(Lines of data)
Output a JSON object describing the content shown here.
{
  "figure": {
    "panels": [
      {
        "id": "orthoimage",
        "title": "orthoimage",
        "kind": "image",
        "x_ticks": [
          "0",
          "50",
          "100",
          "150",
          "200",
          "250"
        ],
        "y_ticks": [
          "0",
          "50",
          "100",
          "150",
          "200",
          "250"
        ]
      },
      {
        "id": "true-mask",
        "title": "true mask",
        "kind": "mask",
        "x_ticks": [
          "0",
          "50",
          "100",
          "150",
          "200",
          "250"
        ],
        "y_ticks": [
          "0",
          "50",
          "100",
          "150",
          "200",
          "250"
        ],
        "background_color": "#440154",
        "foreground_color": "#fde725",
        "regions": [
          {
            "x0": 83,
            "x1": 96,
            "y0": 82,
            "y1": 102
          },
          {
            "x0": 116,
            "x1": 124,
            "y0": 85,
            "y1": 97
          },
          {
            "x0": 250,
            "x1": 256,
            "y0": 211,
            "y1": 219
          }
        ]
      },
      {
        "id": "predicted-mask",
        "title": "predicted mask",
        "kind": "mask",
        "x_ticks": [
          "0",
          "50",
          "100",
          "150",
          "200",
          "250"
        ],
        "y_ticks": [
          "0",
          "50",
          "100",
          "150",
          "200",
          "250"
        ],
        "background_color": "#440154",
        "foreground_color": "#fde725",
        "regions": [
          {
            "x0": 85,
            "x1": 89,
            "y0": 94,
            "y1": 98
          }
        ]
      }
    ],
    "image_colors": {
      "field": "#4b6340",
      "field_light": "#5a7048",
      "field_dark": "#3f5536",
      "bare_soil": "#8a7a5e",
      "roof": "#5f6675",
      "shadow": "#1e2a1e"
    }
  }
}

TASK OBJECTIVE ▸ Write down all the entries again without a single difference.

WORKED ANSWER ▸
Output a JSON object describing the content shown here.
{
  "figure": {
    "panels": [
      {
        "id": "orthoimage",
        "title": "orthoimage",
        "kind": "image",
        "x_ticks": [
          "0",
          "50",
          "100",
          "150",
          "200",
          "250"
        ],
        "y_ticks": [
          "0",
          "50",
          "100",
          "150",
          "200",
          "250"
        ]
      },
      {
        "id": "true-mask",
        "title": "true mask",
        "kind": "mask",
        "x_ticks": [
          "0",
          "50",
          "100",
          "150",
          "200",
          "250"
        ],
        "y_ticks": [
          "0",
          "50",
          "100",
          "150",
          "200",
          "250"
        ],
        "background_color": "#440154",
        "foreground_color": "#fde725",
        "regions": [
          {
            "x0": 83,
            "x1": 96,
            "y0": 82,
            "y1": 102
          },
          {
            "x0": 116,
            "x1": 124,
            "y0": 85,
            "y1": 97
          },
          {
            "x0": 250,
            "x1": 256,
            "y0": 211,
            "y1": 219
          }
        ]
      },
      {
        "id": "predicted-mask",
        "title": "predicted mask",
        "kind": "mask",
        "x_ticks": [
          "0",
          "50",
          "100",
          "150",
          "200",
          "250"
        ],
        "y_ticks": [
          "0",
          "50",
          "100",
          "150",
          "200",
          "250"
        ],
        "background_color": "#440154",
        "foreground_color": "#fde725",
        "regions": [
          {
            "x0": 85,
            "x1": 89,
            "y0": 94,
            "y1": 98
          }
        ]
      }
    ],
    "image_colors": {
      "field": "#4b6340",
      "field_light": "#5a7048",
      "field_dark": "#3f5536",
      "bare_soil": "#8a7a5e",
      "roof": "#5f6675",
      "shadow": "#1e2a1e"
    }
  }
}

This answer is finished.